:: Task data ::
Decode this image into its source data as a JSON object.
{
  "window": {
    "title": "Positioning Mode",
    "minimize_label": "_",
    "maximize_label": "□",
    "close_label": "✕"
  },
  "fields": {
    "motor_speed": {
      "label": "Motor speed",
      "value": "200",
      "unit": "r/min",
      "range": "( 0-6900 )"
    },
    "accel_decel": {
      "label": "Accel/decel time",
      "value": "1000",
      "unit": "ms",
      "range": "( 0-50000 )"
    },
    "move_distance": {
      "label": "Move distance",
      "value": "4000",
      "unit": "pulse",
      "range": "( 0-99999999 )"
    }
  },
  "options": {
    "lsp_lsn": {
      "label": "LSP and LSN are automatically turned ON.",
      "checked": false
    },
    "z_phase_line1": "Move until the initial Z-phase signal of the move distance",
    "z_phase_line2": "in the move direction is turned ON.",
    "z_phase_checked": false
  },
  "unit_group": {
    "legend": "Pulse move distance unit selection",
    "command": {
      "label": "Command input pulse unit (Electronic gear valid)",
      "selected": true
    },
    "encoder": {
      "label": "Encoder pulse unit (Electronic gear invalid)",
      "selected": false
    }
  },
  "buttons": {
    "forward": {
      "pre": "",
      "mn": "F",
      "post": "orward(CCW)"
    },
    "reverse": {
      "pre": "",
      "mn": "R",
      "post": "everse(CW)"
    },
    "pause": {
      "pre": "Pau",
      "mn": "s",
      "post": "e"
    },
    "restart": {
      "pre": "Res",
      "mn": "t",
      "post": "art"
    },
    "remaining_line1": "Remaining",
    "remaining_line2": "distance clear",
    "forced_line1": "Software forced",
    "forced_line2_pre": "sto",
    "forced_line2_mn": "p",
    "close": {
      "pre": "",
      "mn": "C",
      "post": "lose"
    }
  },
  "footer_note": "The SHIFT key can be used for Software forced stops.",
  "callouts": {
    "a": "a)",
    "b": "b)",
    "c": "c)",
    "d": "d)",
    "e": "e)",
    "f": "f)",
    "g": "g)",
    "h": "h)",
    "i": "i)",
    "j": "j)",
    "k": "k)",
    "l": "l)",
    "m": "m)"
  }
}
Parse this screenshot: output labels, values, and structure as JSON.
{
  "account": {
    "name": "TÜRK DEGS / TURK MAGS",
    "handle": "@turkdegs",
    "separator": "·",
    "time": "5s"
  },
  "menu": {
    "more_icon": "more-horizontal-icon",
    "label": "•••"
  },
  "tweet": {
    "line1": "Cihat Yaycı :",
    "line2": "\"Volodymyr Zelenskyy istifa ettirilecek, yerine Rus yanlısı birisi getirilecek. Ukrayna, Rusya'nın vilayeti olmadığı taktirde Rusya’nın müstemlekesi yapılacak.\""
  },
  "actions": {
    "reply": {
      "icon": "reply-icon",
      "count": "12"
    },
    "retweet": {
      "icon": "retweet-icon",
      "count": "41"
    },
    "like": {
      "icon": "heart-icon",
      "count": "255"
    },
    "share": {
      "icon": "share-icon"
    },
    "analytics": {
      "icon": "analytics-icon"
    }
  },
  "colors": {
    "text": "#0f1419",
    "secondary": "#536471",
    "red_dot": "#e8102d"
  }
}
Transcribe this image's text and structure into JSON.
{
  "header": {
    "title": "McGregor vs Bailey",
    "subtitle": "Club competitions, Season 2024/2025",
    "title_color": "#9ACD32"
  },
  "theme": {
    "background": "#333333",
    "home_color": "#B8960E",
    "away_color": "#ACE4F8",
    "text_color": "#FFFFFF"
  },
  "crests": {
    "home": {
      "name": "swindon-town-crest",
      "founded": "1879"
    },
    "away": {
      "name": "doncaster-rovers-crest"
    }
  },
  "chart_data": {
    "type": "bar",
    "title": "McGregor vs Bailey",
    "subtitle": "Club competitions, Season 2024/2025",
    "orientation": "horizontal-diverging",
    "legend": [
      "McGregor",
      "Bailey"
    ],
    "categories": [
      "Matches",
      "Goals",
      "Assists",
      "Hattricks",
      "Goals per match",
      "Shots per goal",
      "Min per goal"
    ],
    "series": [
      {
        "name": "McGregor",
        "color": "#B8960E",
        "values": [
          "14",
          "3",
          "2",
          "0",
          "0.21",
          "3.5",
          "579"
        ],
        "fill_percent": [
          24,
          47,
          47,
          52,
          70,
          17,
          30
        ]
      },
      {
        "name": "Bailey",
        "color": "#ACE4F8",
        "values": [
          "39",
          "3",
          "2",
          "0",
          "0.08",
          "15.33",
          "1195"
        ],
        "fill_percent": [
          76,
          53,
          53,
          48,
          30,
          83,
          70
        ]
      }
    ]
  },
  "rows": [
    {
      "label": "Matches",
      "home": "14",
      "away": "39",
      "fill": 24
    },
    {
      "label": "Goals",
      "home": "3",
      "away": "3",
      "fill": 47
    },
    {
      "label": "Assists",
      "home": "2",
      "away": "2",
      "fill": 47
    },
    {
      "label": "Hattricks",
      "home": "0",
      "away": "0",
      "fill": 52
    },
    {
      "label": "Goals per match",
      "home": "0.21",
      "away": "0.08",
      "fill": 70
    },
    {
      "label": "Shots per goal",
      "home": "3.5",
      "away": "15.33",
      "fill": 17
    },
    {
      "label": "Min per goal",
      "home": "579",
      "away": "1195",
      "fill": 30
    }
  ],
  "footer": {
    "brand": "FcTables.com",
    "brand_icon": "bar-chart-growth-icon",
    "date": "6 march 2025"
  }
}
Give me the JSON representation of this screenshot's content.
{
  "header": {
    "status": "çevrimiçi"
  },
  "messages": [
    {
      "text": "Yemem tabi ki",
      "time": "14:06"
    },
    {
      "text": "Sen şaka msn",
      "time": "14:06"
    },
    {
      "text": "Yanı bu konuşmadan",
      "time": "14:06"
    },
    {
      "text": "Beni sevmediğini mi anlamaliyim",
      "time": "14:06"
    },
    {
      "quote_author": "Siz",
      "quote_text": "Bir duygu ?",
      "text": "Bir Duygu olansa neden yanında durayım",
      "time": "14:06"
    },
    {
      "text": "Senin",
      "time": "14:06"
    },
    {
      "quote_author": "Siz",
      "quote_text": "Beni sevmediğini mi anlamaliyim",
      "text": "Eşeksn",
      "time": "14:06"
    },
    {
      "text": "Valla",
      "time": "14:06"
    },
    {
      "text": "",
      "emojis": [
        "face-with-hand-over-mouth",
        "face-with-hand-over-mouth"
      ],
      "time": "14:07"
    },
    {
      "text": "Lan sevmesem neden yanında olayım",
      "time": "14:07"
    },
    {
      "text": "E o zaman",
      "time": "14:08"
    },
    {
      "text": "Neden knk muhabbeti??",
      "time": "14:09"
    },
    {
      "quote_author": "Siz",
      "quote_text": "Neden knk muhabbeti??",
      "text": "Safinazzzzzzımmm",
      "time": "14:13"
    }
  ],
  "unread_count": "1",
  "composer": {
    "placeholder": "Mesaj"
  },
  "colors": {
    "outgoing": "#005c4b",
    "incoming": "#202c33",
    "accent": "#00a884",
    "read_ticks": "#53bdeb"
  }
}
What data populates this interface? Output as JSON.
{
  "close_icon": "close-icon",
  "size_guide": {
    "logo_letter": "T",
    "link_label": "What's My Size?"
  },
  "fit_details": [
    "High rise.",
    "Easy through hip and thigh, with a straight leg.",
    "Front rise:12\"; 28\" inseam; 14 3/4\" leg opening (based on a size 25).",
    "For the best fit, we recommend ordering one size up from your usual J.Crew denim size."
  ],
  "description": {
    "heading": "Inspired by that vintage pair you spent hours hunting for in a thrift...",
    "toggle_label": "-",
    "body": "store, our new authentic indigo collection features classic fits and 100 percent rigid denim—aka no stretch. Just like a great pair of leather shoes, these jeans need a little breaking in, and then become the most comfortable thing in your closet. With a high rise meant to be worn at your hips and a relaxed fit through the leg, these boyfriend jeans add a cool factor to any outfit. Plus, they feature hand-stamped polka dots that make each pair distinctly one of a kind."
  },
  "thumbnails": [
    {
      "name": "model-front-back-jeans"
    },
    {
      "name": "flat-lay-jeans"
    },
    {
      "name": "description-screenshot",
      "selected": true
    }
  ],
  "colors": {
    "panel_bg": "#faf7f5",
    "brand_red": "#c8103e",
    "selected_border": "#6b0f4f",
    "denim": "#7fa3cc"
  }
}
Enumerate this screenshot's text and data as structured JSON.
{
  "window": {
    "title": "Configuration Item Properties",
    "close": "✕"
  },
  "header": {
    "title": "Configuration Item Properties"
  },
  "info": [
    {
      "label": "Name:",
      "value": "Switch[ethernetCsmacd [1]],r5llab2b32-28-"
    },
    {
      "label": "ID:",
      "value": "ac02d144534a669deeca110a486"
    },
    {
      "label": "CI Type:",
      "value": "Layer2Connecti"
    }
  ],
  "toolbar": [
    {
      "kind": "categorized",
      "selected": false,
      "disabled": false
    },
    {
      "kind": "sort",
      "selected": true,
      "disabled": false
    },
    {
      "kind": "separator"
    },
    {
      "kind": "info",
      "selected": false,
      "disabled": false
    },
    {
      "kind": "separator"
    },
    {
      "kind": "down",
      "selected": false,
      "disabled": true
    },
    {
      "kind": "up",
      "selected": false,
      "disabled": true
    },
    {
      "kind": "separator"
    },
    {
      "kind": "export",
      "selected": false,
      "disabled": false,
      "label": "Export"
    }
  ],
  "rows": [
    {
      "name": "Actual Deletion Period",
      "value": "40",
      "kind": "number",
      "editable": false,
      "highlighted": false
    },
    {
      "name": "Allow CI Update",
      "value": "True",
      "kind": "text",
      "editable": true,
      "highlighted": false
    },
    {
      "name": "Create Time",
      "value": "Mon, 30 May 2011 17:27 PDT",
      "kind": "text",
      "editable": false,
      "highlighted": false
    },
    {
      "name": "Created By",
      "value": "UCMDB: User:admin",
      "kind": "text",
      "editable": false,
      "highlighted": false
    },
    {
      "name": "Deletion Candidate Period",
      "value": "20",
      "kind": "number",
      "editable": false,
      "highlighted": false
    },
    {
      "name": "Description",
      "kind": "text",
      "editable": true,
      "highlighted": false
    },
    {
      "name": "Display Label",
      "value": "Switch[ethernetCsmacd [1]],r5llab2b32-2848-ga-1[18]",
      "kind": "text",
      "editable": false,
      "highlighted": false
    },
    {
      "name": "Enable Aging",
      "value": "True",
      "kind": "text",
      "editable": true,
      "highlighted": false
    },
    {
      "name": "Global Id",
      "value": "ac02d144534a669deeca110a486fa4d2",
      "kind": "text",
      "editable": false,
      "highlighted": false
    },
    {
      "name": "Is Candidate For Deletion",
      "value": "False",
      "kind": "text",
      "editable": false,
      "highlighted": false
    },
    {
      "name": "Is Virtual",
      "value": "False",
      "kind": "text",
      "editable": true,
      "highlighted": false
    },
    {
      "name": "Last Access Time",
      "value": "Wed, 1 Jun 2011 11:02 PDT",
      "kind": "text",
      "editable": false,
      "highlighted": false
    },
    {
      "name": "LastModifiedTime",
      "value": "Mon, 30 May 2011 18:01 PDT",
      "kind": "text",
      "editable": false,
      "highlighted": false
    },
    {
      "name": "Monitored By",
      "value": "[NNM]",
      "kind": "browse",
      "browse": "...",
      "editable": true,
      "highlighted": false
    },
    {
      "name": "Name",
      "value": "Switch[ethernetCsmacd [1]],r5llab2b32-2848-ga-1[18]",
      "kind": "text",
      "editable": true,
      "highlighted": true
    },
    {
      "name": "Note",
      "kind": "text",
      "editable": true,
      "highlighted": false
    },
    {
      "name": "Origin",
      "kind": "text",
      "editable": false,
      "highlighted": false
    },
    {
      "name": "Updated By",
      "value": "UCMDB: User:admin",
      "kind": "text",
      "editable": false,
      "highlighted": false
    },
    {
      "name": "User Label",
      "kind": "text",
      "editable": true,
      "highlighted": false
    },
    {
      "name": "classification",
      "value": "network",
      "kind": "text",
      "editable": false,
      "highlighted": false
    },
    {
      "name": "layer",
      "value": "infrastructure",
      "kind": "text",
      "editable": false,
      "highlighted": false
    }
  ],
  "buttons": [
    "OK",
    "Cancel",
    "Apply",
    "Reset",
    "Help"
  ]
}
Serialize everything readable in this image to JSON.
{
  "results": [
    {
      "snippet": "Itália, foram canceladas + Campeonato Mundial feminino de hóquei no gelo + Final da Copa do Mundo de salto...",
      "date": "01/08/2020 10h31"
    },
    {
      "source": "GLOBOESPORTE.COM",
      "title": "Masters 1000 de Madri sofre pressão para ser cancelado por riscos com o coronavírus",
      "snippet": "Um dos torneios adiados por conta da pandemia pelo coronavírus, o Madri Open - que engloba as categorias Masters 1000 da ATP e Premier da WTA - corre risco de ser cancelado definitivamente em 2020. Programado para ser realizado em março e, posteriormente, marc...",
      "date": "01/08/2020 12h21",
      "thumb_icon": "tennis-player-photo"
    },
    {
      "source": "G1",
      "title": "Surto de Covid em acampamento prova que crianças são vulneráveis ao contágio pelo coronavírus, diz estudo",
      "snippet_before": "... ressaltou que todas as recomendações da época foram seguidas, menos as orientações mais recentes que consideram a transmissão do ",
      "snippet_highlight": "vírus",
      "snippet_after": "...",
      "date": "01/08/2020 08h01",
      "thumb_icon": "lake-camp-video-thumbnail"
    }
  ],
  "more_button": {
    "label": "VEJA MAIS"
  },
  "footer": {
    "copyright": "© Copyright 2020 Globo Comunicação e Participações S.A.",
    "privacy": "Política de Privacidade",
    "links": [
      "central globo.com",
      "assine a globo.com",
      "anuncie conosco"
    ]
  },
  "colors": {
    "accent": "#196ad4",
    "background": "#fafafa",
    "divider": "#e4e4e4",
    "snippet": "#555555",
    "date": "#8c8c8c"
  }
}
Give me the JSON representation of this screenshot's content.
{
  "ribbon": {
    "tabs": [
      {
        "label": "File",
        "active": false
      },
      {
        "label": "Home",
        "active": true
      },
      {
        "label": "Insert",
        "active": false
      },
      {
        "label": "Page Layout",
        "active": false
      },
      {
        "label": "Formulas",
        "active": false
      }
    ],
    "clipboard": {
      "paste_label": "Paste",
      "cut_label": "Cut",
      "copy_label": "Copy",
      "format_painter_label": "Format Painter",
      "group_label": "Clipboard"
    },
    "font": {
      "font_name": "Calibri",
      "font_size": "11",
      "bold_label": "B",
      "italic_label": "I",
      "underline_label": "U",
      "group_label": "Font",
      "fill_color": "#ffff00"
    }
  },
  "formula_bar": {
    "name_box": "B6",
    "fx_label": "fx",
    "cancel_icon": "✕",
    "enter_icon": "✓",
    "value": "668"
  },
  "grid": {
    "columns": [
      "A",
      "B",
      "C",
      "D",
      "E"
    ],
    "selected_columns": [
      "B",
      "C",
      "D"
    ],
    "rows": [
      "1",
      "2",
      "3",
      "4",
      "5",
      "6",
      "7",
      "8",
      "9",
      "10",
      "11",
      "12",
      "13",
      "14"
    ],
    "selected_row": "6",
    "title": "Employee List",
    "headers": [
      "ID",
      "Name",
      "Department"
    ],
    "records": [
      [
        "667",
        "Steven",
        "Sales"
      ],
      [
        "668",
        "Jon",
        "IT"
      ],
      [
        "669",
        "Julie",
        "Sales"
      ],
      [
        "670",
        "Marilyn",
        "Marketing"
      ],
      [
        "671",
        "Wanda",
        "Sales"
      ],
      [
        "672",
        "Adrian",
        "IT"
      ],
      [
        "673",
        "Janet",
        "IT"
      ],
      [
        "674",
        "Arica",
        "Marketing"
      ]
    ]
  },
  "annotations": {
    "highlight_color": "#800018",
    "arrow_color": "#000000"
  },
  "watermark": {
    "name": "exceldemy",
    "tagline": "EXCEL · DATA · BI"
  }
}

:: Given instruction ::
Show every line from the entries above in which the word "gear" appears.

:: Problem solution ::
      "label": "Command input pulse unit (Electronic gear valid)",
      "label": "Encoder pulse unit (Electronic gear invalid)",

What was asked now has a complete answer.